▶ [JOB]: Express each line of the records below as a string in a JSON list, one string per line, omitting blank lines.

* Begin *

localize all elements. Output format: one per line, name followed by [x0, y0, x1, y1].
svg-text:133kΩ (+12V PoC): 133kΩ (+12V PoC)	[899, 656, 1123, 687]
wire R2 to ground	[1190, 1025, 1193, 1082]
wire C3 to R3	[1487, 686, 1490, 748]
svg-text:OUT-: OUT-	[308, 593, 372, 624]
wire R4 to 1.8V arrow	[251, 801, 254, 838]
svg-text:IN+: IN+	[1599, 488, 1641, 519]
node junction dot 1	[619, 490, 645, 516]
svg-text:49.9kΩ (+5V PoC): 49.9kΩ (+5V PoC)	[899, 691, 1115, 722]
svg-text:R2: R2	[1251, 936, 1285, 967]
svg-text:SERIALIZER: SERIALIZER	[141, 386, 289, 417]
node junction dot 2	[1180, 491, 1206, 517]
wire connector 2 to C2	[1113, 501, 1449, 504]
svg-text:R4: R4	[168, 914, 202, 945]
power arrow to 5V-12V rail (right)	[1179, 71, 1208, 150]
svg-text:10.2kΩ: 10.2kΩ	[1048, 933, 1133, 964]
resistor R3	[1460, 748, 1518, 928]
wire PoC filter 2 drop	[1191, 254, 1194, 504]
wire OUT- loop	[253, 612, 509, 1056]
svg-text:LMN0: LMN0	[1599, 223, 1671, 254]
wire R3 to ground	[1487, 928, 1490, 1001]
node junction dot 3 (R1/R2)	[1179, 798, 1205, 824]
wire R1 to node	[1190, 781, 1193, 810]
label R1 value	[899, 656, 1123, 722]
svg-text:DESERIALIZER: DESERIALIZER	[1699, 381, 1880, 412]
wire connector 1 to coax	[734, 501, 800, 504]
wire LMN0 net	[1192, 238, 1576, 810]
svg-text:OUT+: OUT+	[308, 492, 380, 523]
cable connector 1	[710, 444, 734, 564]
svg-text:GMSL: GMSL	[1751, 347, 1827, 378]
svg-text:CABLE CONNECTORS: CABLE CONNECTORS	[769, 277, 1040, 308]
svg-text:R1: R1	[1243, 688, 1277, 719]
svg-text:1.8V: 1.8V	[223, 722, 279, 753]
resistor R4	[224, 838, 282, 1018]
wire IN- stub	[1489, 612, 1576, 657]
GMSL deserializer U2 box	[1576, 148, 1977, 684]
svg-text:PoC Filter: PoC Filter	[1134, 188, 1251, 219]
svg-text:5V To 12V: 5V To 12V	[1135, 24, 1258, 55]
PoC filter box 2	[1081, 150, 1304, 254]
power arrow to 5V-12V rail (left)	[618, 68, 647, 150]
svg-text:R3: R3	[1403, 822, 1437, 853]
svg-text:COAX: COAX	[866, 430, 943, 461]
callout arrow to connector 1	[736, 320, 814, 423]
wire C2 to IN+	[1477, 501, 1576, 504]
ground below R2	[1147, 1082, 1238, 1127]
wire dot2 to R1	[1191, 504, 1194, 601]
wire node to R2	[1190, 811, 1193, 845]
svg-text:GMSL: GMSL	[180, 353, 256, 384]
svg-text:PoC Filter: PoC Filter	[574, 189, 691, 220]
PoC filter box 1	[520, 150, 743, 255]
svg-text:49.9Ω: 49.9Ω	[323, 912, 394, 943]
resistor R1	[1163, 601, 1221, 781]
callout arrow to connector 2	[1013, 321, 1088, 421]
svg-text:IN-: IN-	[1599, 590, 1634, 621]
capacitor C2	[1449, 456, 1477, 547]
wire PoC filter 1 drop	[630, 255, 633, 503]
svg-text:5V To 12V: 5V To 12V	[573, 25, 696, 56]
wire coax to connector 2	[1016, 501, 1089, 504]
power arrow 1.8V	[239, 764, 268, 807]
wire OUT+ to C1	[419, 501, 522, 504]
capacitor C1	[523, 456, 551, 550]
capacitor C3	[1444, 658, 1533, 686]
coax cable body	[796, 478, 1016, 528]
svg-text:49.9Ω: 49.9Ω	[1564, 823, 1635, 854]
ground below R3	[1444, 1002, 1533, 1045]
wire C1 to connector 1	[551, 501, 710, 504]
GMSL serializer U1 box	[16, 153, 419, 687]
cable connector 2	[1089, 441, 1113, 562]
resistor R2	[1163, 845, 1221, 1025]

* End *

▶ [FINAL RESULT]:
[
  "localize all elements. Output format: one per line, name followed by [x0, y0, x1, y1].",
  "svg-text:133kΩ (+12V PoC): 133kΩ (+12V PoC)\t[899, 656, 1123, 687]",
  "wire R2 to ground\t[1190, 1025, 1193, 1082]",
  "wire C3 to R3\t[1487, 686, 1490, 748]",
  "svg-text:OUT-: OUT-\t[308, 593, 372, 624]",
  "wire R4 to 1.8V arrow\t[251, 801, 254, 838]",
  "svg-text:IN+: IN+\t[1599, 488, 1641, 519]",
  "node junction dot 1\t[619, 490, 645, 516]",
  "svg-text:49.9kΩ (+5V PoC): 49.9kΩ (+5V PoC)\t[899, 691, 1115, 722]",
  "svg-text:R2: R2\t[1251, 936, 1285, 967]",
  "svg-text:SERIALIZER: SERIALIZER\t[141, 386, 289, 417]",
  "node junction dot 2\t[1180, 491, 1206, 517]",
  "wire connector 2 to C2\t[1113, 501, 1449, 504]",
  "svg-text:R4: R4\t[168, 914, 202, 945]",
  "power arrow to 5V-12V rail (right)\t[1179, 71, 1208, 150]",
  "svg-text:10.2kΩ: 10.2kΩ\t[1048, 933, 1133, 964]",
  "resistor R3\t[1460, 748, 1518, 928]",
  "wire PoC filter 2 drop\t[1191, 254, 1194, 504]",
  "wire OUT- loop\t[253, 612, 509, 1056]",
  "svg-text:LMN0: LMN0\t[1599, 223, 1671, 254]",
  "wire R3 to ground\t[1487, 928, 1490, 1001]",
  "node junction dot 3 (R1/R2)\t[1179, 798, 1205, 824]",
  "wire R1 to node\t[1190, 781, 1193, 810]",
  "label R1 value\t[899, 656, 1123, 722]",
  "svg-text:DESERIALIZER: DESERIALIZER\t[1699, 381, 1880, 412]",
  "wire connector 1 to coax\t[734, 501, 800, 504]",
  "wire LMN0 net\t[1192, 238, 1576, 810]",
  "svg-text:OUT+: OUT+\t[308, 492, 380, 523]",
  "cable connector 1\t[710, 444, 734, 564]",
  "svg-text:GMSL: GMSL\t[1751, 347, 1827, 378]",
  "svg-text:CABLE CONNECTORS: CABLE CONNECTORS\t[769, 277, 1040, 308]",
  "svg-text:R1: R1\t[1243, 688, 1277, 719]",
  "svg-text:1.8V: 1.8V\t[223, 722, 279, 753]",
  "resistor R4\t[224, 838, 282, 1018]",
  "wire IN- stub\t[1489, 612, 1576, 657]",
  "GMSL deserializer U2 box\t[1576, 148, 1977, 684]",
  "svg-text:PoC Filter: PoC Filter\t[1134, 188, 1251, 219]",
  "svg-text:5V To 12V: 5V To 12V\t[1135, 24, 1258, 55]",
  "PoC filter box 2\t[1081, 150, 1304, 254]",
  "power arrow to 5V-12V rail (left)\t[618, 68, 647, 150]",
  "svg-text:R3: R3\t[1403, 822, 1437, 853]",
  "svg-text:COAX: COAX\t[866, 430, 943, 461]",
  "callout arrow to connector 1\t[736, 320, 814, 423]",
  "wire C2 to IN+\t[1477, 501, 1576, 504]",
  "ground below R2\t[1147, 1082, 1238, 1127]",
  "wire dot2 to R1\t[1191, 504, 1194, 601]",
  "wire node to R2\t[1190, 811, 1193, 845]",
  "svg-text:GMSL: GMSL\t[180, 353, 256, 384]",
  "svg-text:PoC Filter: PoC Filter\t[574, 189, 691, 220]",
  "PoC filter box 1\t[520, 150, 743, 255]",
  "svg-text:49.9Ω: 49.9Ω\t[323, 912, 394, 943]",
  "resistor R1\t[1163, 601, 1221, 781]",
  "callout arrow to connector 2\t[1013, 321, 1088, 421]",
  "svg-text:IN-: IN-\t[1599, 590, 1634, 621]",
  "capacitor C2\t[1449, 456, 1477, 547]",
  "wire PoC filter 1 drop\t[630, 255, 633, 503]",
  "svg-text:5V To 12V: 5V To 12V\t[573, 25, 696, 56]",
  "wire coax to connector 2\t[1016, 501, 1089, 504]",
  "power arrow 1.8V\t[239, 764, 268, 807]",
  "wire OUT+ to C1\t[419, 501, 522, 504]",
  "capacitor C1\t[523, 456, 551, 550]",
  "capacitor C3\t[1444, 658, 1533, 686]",
  "coax cable body\t[796, 478, 1016, 528]",
  "svg-text:49.9Ω: 49.9Ω\t[1564, 823, 1635, 854]",
  "ground below R3\t[1444, 1002, 1533, 1045]",
  "wire C1 to connector 1\t[551, 501, 710, 504]",
  "GMSL serializer U1 box\t[16, 153, 419, 687]",
  "cable connector 2\t[1089, 441, 1113, 562]",
  "resistor R2\t[1163, 845, 1221, 1025]"
]